(TASK DETAILS): Give every entry again, unchanged, and leave its images out.

— Begin DATA —

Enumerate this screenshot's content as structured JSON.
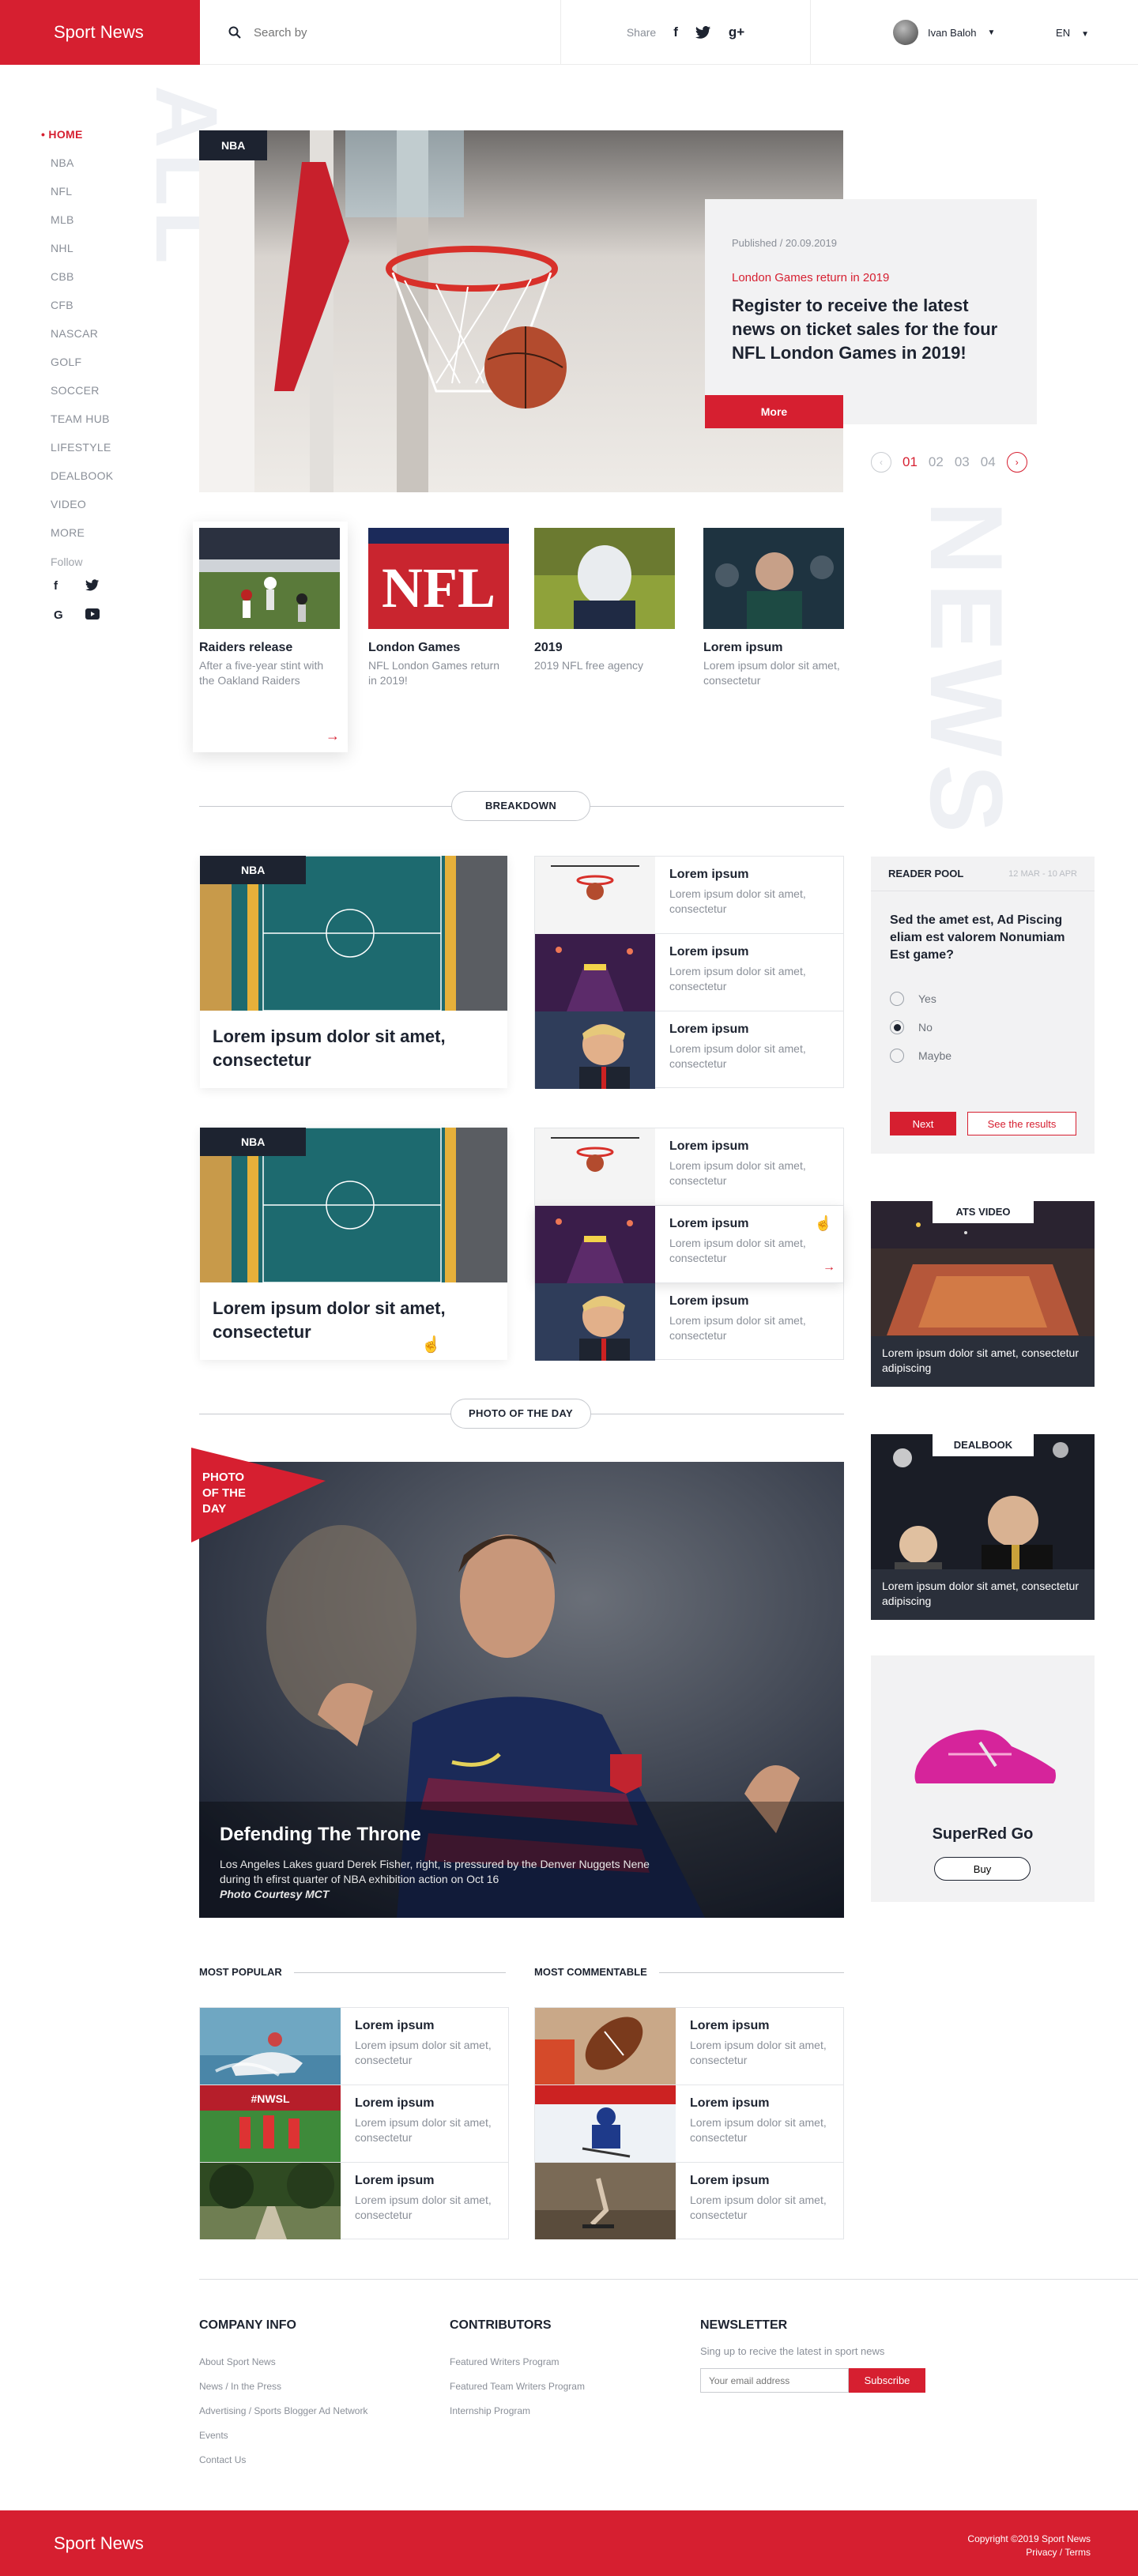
{
  "header": {
    "brand": "Sport News",
    "search_placeholder": "Search by",
    "share_label": "Share",
    "share_icons": {
      "facebook": "f",
      "twitter": "t",
      "google_plus": "g+"
    },
    "user_name": "Ivan Baloh",
    "language": "EN"
  },
  "sidebar": {
    "items": [
      {
        "label": "HOME"
      },
      {
        "label": "NBA"
      },
      {
        "label": "NFL"
      },
      {
        "label": "MLB"
      },
      {
        "label": "NHL"
      },
      {
        "label": "CBB"
      },
      {
        "label": "CFB"
      },
      {
        "label": "NASCAR"
      },
      {
        "label": "GOLF"
      },
      {
        "label": "SOCCER"
      },
      {
        "label": "TEAM HUB"
      },
      {
        "label": "LIFESTYLE"
      },
      {
        "label": "DEALBOOK"
      },
      {
        "label": "VIDEO"
      },
      {
        "label": "MORE"
      }
    ],
    "follow_label": "Follow",
    "vertical_word": "ALL"
  },
  "hero": {
    "tag": "NBA",
    "published": "Published / 20.09.2019",
    "subtitle": "London Games return in 2019",
    "headline": "Register to receive the latest news on ticket sales for the four NFL London Games in 2019!",
    "more_label": "More",
    "pages": [
      "01",
      "02",
      "03",
      "04"
    ],
    "vertical_word": "NEWS"
  },
  "thumbs": [
    {
      "title": "Raiders release",
      "text": "After a five-year stint with the Oakland Raiders"
    },
    {
      "title": "London Games",
      "text": "NFL London Games return in 2019!"
    },
    {
      "title": "2019",
      "text": "2019 NFL free agency"
    },
    {
      "title": "Lorem ipsum",
      "text": "Lorem ipsum dolor sit amet, consectetur"
    }
  ],
  "breakdown": {
    "label": "BREAKDOWN",
    "groups": [
      {
        "tag": "NBA",
        "title": "Lorem ipsum dolor sit amet, consectetur",
        "rows": [
          {
            "title": "Lorem ipsum",
            "text": "Lorem ipsum dolor sit amet, consectetur"
          },
          {
            "title": "Lorem ipsum",
            "text": "Lorem ipsum dolor sit amet, consectetur"
          },
          {
            "title": "Lorem ipsum",
            "text": "Lorem ipsum dolor sit amet, consectetur"
          }
        ]
      },
      {
        "tag": "NBA",
        "title": "Lorem ipsum dolor sit amet, consectetur",
        "rows": [
          {
            "title": "Lorem ipsum",
            "text": "Lorem ipsum dolor sit amet, consectetur"
          },
          {
            "title": "Lorem ipsum",
            "text": "Lorem ipsum dolor sit amet, consectetur"
          },
          {
            "title": "Lorem ipsum",
            "text": "Lorem ipsum dolor sit amet, consectetur"
          }
        ]
      }
    ]
  },
  "poll": {
    "title": "READER POOL",
    "dates": "12 MAR - 10 APR",
    "question": "Sed the amet est, Ad Piscing eliam est valorem Nonumiam Est game?",
    "options": [
      "Yes",
      "No",
      "Maybe"
    ],
    "selected": "No",
    "next_label": "Next",
    "results_label": "See the results"
  },
  "side_video": {
    "label": "ATS VIDEO",
    "caption": "Lorem ipsum dolor sit amet, consectetur adipiscing"
  },
  "side_dealbook": {
    "label": "DEALBOOK",
    "caption": "Lorem ipsum dolor sit amet, consectetur adipiscing"
  },
  "ad": {
    "product": "SuperRed Go",
    "buy_label": "Buy"
  },
  "photo_of_day": {
    "label": "PHOTO OF THE DAY",
    "flag_lines": [
      "PHOTO",
      "OF THE",
      "DAY"
    ],
    "title": "Defending The Throne",
    "text": "Los Angeles Lakes guard Derek Fisher, right, is pressured by the Denver Nuggets Nene during th efirst quarter of NBA exhibition action on Oct 16",
    "credit": "Photo Courtesy MCT"
  },
  "most_popular": {
    "label": "MOST POPULAR",
    "rows": [
      {
        "title": "Lorem ipsum",
        "text": "Lorem ipsum dolor sit amet, consectetur"
      },
      {
        "title": "Lorem ipsum",
        "text": "Lorem ipsum dolor sit amet, consectetur"
      },
      {
        "title": "Lorem ipsum",
        "text": "Lorem ipsum dolor sit amet, consectetur"
      }
    ]
  },
  "most_commentable": {
    "label": "MOST COMMENTABLE",
    "rows": [
      {
        "title": "Lorem ipsum",
        "text": "Lorem ipsum dolor sit amet, consectetur"
      },
      {
        "title": "Lorem ipsum",
        "text": "Lorem ipsum dolor sit amet, consectetur"
      },
      {
        "title": "Lorem ipsum",
        "text": "Lorem ipsum dolor sit amet, consectetur"
      }
    ]
  },
  "footer": {
    "company": {
      "title": "COMPANY INFO",
      "links": [
        "About Sport News",
        "News / In the Press",
        "Advertising / Sports Blogger Ad Network",
        "Events",
        "Contact Us"
      ]
    },
    "contributors": {
      "title": "CONTRIBUTORS",
      "links": [
        "Featured Writers Program",
        "Featured Team Writers Program",
        "Internship Program"
      ]
    },
    "newsletter": {
      "title": "NEWSLETTER",
      "desc": "Sing up to recive the latest in sport news",
      "placeholder": "Your email address",
      "subscribe": "Subscribe"
    },
    "brand": "Sport News",
    "copyright": "Copyright ©2019 Sport News",
    "legal": "Privacy / Terms"
  },
  "colors": {
    "accent": "#d61f30",
    "dark": "#1d2330",
    "muted": "#8a8f98",
    "panel": "#f2f2f3"
  }
}
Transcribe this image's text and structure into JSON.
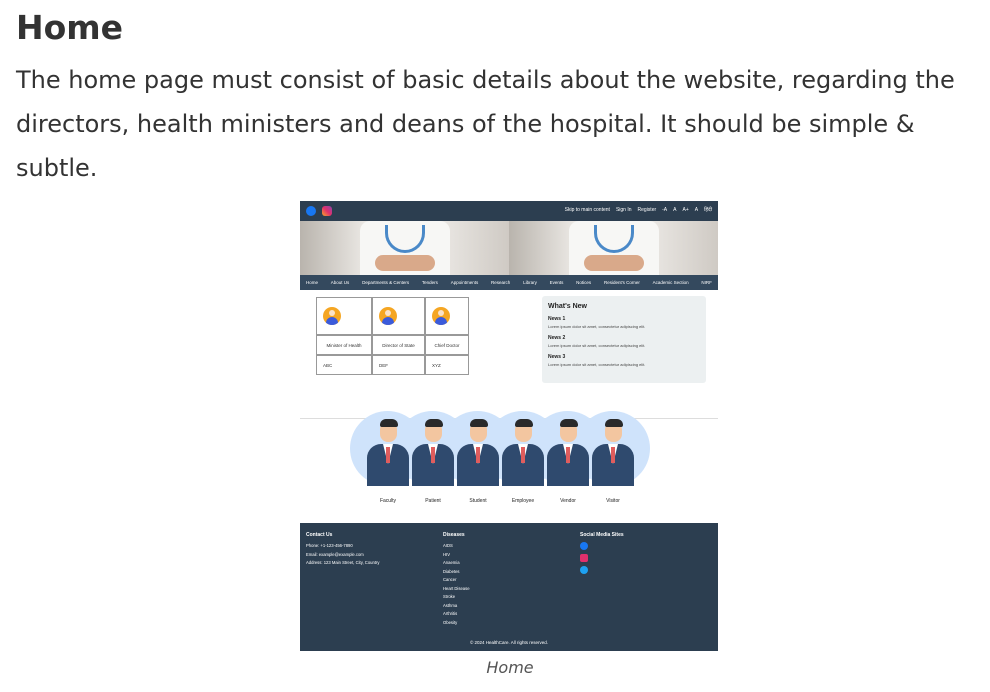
{
  "doc": {
    "title": "Home",
    "paragraph": "The home page must consist of basic details about the website, regarding the directors, health ministers and deans of the hospital. It should be simple & subtle.",
    "caption": "Home"
  },
  "topbar": {
    "links": [
      "Skip to main content",
      "Sign In",
      "Register",
      "-A",
      "A",
      "A+",
      "A",
      "हिंदी"
    ],
    "icons": [
      "facebook-icon",
      "instagram-icon"
    ]
  },
  "nav": {
    "items": [
      "Home",
      "About Us",
      "Departments & Centers",
      "Tenders",
      "Appointments",
      "Research",
      "Library",
      "Events",
      "Notices",
      "Resident's Corner",
      "Academic Section",
      "NIRF"
    ]
  },
  "officials": {
    "roles": [
      "Minister of Health",
      "Director of State",
      "Chief Doctor"
    ],
    "names": [
      "ABC",
      "DEF",
      "XYZ"
    ]
  },
  "news": {
    "title": "What's New",
    "items": [
      {
        "title": "News 1",
        "text": "Lorem ipsum dolor sit amet, consectetur adipiscing elit."
      },
      {
        "title": "News 2",
        "text": "Lorem ipsum dolor sit amet, consectetur adipiscing elit."
      },
      {
        "title": "News 3",
        "text": "Lorem ipsum dolor sit amet, consectetur adipiscing elit."
      }
    ]
  },
  "user_types": [
    "Faculty",
    "Patient",
    "Student",
    "Employee",
    "Vendor",
    "Visitor"
  ],
  "footer": {
    "contact": {
      "title": "Contact Us",
      "phone": "Phone: +1-123-456-7890",
      "email": "Email: example@example.com",
      "address": "Address: 123 Main Street, City, Country"
    },
    "diseases": {
      "title": "Diseases",
      "items": [
        "AIDS",
        "HIV",
        "Anaemia",
        "Diabetes",
        "Cancer",
        "Heart Disease",
        "Stroke",
        "Asthma",
        "Arthritis",
        "Obesity"
      ]
    },
    "social": {
      "title": "Social Media Sites",
      "icons": [
        "facebook-icon",
        "instagram-icon",
        "twitter-icon"
      ]
    },
    "copyright": "© 2024 HealthCare. All rights reserved."
  },
  "colors": {
    "header_bg": "#2c3e50",
    "nav_bg": "#34495e",
    "news_bg": "#ecf0f1",
    "facebook": "#1877f2",
    "twitter": "#1da1f2"
  }
}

— End DATA —

(THE RESPONSE):
Enumerate this screenshot's content as structured JSON.
{
  "header": {
    "brand": "Sport News",
    "search_placeholder": "Search by",
    "share_label": "Share",
    "share_icons": {
      "facebook": "f",
      "twitter": "t",
      "google_plus": "g+"
    },
    "user_name": "Ivan Baloh",
    "language": "EN"
  },
  "sidebar": {
    "items": [
      {
        "label": "HOME"
      },
      {
        "label": "NBA"
      },
      {
        "label": "NFL"
      },
      {
        "label": "MLB"
      },
      {
        "label": "NHL"
      },
      {
        "label": "CBB"
      },
      {
        "label": "CFB"
      },
      {
        "label": "NASCAR"
      },
      {
        "label": "GOLF"
      },
      {
        "label": "SOCCER"
      },
      {
        "label": "TEAM HUB"
      },
      {
        "label": "LIFESTYLE"
      },
      {
        "label": "DEALBOOK"
      },
      {
        "label": "VIDEO"
      },
      {
        "label": "MORE"
      }
    ],
    "follow_label": "Follow",
    "vertical_word": "ALL"
  },
  "hero": {
    "tag": "NBA",
    "published": "Published / 20.09.2019",
    "subtitle": "London Games return in 2019",
    "headline": "Register to receive the latest news on ticket sales for the four NFL London Games in 2019!",
    "more_label": "More",
    "pages": [
      "01",
      "02",
      "03",
      "04"
    ],
    "vertical_word": "NEWS"
  },
  "thumbs": [
    {
      "title": "Raiders release",
      "text": "After a five-year stint with the Oakland Raiders"
    },
    {
      "title": "London Games",
      "text": "NFL London Games return in 2019!"
    },
    {
      "title": "2019",
      "text": "2019 NFL free agency"
    },
    {
      "title": "Lorem ipsum",
      "text": "Lorem ipsum dolor sit amet, consectetur"
    }
  ],
  "breakdown": {
    "label": "BREAKDOWN",
    "groups": [
      {
        "tag": "NBA",
        "title": "Lorem ipsum dolor sit amet, consectetur",
        "rows": [
          {
            "title": "Lorem ipsum",
            "text": "Lorem ipsum dolor sit amet, consectetur"
          },
          {
            "title": "Lorem ipsum",
            "text": "Lorem ipsum dolor sit amet, consectetur"
          },
          {
            "title": "Lorem ipsum",
            "text": "Lorem ipsum dolor sit amet, consectetur"
          }
        ]
      },
      {
        "tag": "NBA",
        "title": "Lorem ipsum dolor sit amet, consectetur",
        "rows": [
          {
            "title": "Lorem ipsum",
            "text": "Lorem ipsum dolor sit amet, consectetur"
          },
          {
            "title": "Lorem ipsum",
            "text": "Lorem ipsum dolor sit amet, consectetur"
          },
          {
            "title": "Lorem ipsum",
            "text": "Lorem ipsum dolor sit amet, consectetur"
          }
        ]
      }
    ]
  },
  "poll": {
    "title": "READER POOL",
    "dates": "12 MAR - 10 APR",
    "question": "Sed the amet est, Ad Piscing eliam est valorem Nonumiam Est game?",
    "options": [
      "Yes",
      "No",
      "Maybe"
    ],
    "selected": "No",
    "next_label": "Next",
    "results_label": "See the results"
  },
  "side_video": {
    "label": "ATS VIDEO",
    "caption": "Lorem ipsum dolor sit amet, consectetur adipiscing"
  },
  "side_dealbook": {
    "label": "DEALBOOK",
    "caption": "Lorem ipsum dolor sit amet, consectetur adipiscing"
  },
  "ad": {
    "product": "SuperRed Go",
    "buy_label": "Buy"
  },
  "photo_of_day": {
    "label": "PHOTO OF THE DAY",
    "flag_lines": [
      "PHOTO",
      "OF THE",
      "DAY"
    ],
    "title": "Defending The Throne",
    "text": "Los Angeles Lakes guard Derek Fisher, right, is pressured by the Denver Nuggets Nene during th efirst quarter of NBA exhibition action on Oct 16",
    "credit": "Photo Courtesy MCT"
  },
  "most_popular": {
    "label": "MOST POPULAR",
    "rows": [
      {
        "title": "Lorem ipsum",
        "text": "Lorem ipsum dolor sit amet, consectetur"
      },
      {
        "title": "Lorem ipsum",
        "text": "Lorem ipsum dolor sit amet, consectetur"
      },
      {
        "title": "Lorem ipsum",
        "text": "Lorem ipsum dolor sit amet, consectetur"
      }
    ]
  },
  "most_commentable": {
    "label": "MOST COMMENTABLE",
    "rows": [
      {
        "title": "Lorem ipsum",
        "text": "Lorem ipsum dolor sit amet, consectetur"
      },
      {
        "title": "Lorem ipsum",
        "text": "Lorem ipsum dolor sit amet, consectetur"
      },
      {
        "title": "Lorem ipsum",
        "text": "Lorem ipsum dolor sit amet, consectetur"
      }
    ]
  },
  "footer": {
    "company": {
      "title": "COMPANY INFO",
      "links": [
        "About Sport News",
        "News / In the Press",
        "Advertising / Sports Blogger Ad Network",
        "Events",
        "Contact Us"
      ]
    },
    "contributors": {
      "title": "CONTRIBUTORS",
      "links": [
        "Featured Writers Program",
        "Featured Team Writers Program",
        "Internship Program"
      ]
    },
    "newsletter": {
      "title": "NEWSLETTER",
      "desc": "Sing up to recive the latest in sport news",
      "placeholder": "Your email address",
      "subscribe": "Subscribe"
    },
    "brand": "Sport News",
    "copyright": "Copyright ©2019 Sport News",
    "legal": "Privacy / Terms"
  },
  "colors": {
    "accent": "#d61f30",
    "dark": "#1d2330",
    "muted": "#8a8f98",
    "panel": "#f2f2f3"
  }
}
Transcribe this image's text and structure into JSON.
{
  "doc": {
    "title": "Home",
    "paragraph": "The home page must consist of basic details about the website, regarding the directors, health ministers and deans of the hospital. It should be simple & subtle.",
    "caption": "Home"
  },
  "topbar": {
    "links": [
      "Skip to main content",
      "Sign In",
      "Register",
      "-A",
      "A",
      "A+",
      "A",
      "हिंदी"
    ],
    "icons": [
      "facebook-icon",
      "instagram-icon"
    ]
  },
  "nav": {
    "items": [
      "Home",
      "About Us",
      "Departments & Centers",
      "Tenders",
      "Appointments",
      "Research",
      "Library",
      "Events",
      "Notices",
      "Resident's Corner",
      "Academic Section",
      "NIRF"
    ]
  },
  "officials": {
    "roles": [
      "Minister of Health",
      "Director of State",
      "Chief Doctor"
    ],
    "names": [
      "ABC",
      "DEF",
      "XYZ"
    ]
  },
  "news": {
    "title": "What's New",
    "items": [
      {
        "title": "News 1",
        "text": "Lorem ipsum dolor sit amet, consectetur adipiscing elit."
      },
      {
        "title": "News 2",
        "text": "Lorem ipsum dolor sit amet, consectetur adipiscing elit."
      },
      {
        "title": "News 3",
        "text": "Lorem ipsum dolor sit amet, consectetur adipiscing elit."
      }
    ]
  },
  "user_types": [
    "Faculty",
    "Patient",
    "Student",
    "Employee",
    "Vendor",
    "Visitor"
  ],
  "footer": {
    "contact": {
      "title": "Contact Us",
      "phone": "Phone: +1-123-456-7890",
      "email": "Email: example@example.com",
      "address": "Address: 123 Main Street, City, Country"
    },
    "diseases": {
      "title": "Diseases",
      "items": [
        "AIDS",
        "HIV",
        "Anaemia",
        "Diabetes",
        "Cancer",
        "Heart Disease",
        "Stroke",
        "Asthma",
        "Arthritis",
        "Obesity"
      ]
    },
    "social": {
      "title": "Social Media Sites",
      "icons": [
        "facebook-icon",
        "instagram-icon",
        "twitter-icon"
      ]
    },
    "copyright": "© 2024 HealthCare. All rights reserved."
  },
  "colors": {
    "header_bg": "#2c3e50",
    "nav_bg": "#34495e",
    "news_bg": "#ecf0f1",
    "facebook": "#1877f2",
    "twitter": "#1da1f2"
  }
}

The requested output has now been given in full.